__TASK STATEMENT__.
Extend the article below on June's birthstones, picking up right after its last sentence.

__TEXT TO READ__.
┌──

What’s the Birthstone for June?

Written By Allie Perry June 8, 2024

While most months celebrate one specific gem as the birthstone, June celebrates two - pearl and alexandrite. Each beautiful in their own right, these gems offer two drastically different looks…and a bit of color-change magic!

Let’s talk about pearls first. Pearls are unique among gemstones as they are created by living organisms.

There are several varieties of pearls:

1. Akoya Pearls: Known for their high luster and classic white color, Akoya pearls are primarily farmed in Japan and China.

2. South Sea Pearls: These are the largest and most valuable pearls, cultivated in the warm waters of Australia, the Philippines, and Indonesia. They come in shades of white, silver, and gold.

3. Tahitian Pearls: Often referred to as black pearls, Tahitian pearls come in a range of colors, including gray, blue, green, and purple. They are primarily farmed in French Polynesia.

4. Freshwater Pearls: These pearls are usually cultivated in freshwater lakes and rivers, predominantly in China. They come in a wide array of shapes and colors, including white, pink, lavender, and peach.

Historic symbolic meanings of pearls:

Throughout history, pearls have been associated with purity, wisdom, and wealth. In ancient cultures, they were often considered the ultimate symbol of perfection and incorruptibility. Despite the many positive connotations, pearls are also the focus of many myths and superstitions:

  • Tears of the Gods - In ancient Greek mythology, pearls were believed to be the tears of the gods, specifically Aphrodite, the goddess of love and beauty. They were seen as symbols of purity and divine sorrow.

└──

__DATA__.
┌──

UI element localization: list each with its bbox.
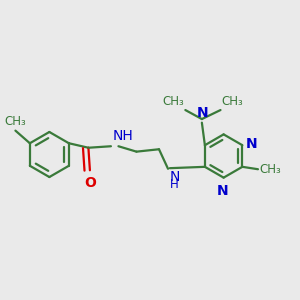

└──

__IN RESPONSE__.
  • Bad Luck in Weddings - A common superstition is that giving pearls as a wedding gift brings bad luck, as the pearls represent tears that the bride will shed in her marriage. This belief is prevalent in various cultures and has led some brides to avoid wearing pearls on their wedding day.
  • Protection Against Evil - In ancient China, pearls were believed to protect against fire and dragons. Wearing pearls was thought to bring safety and protection, and they were often used as talismans.
  • Enhancing Fertility - In some cultures, pearls are associated with fertility and rebirth. Women struggling to conceive have worn pearls to enhance their fertility and increase their chances of bearing children.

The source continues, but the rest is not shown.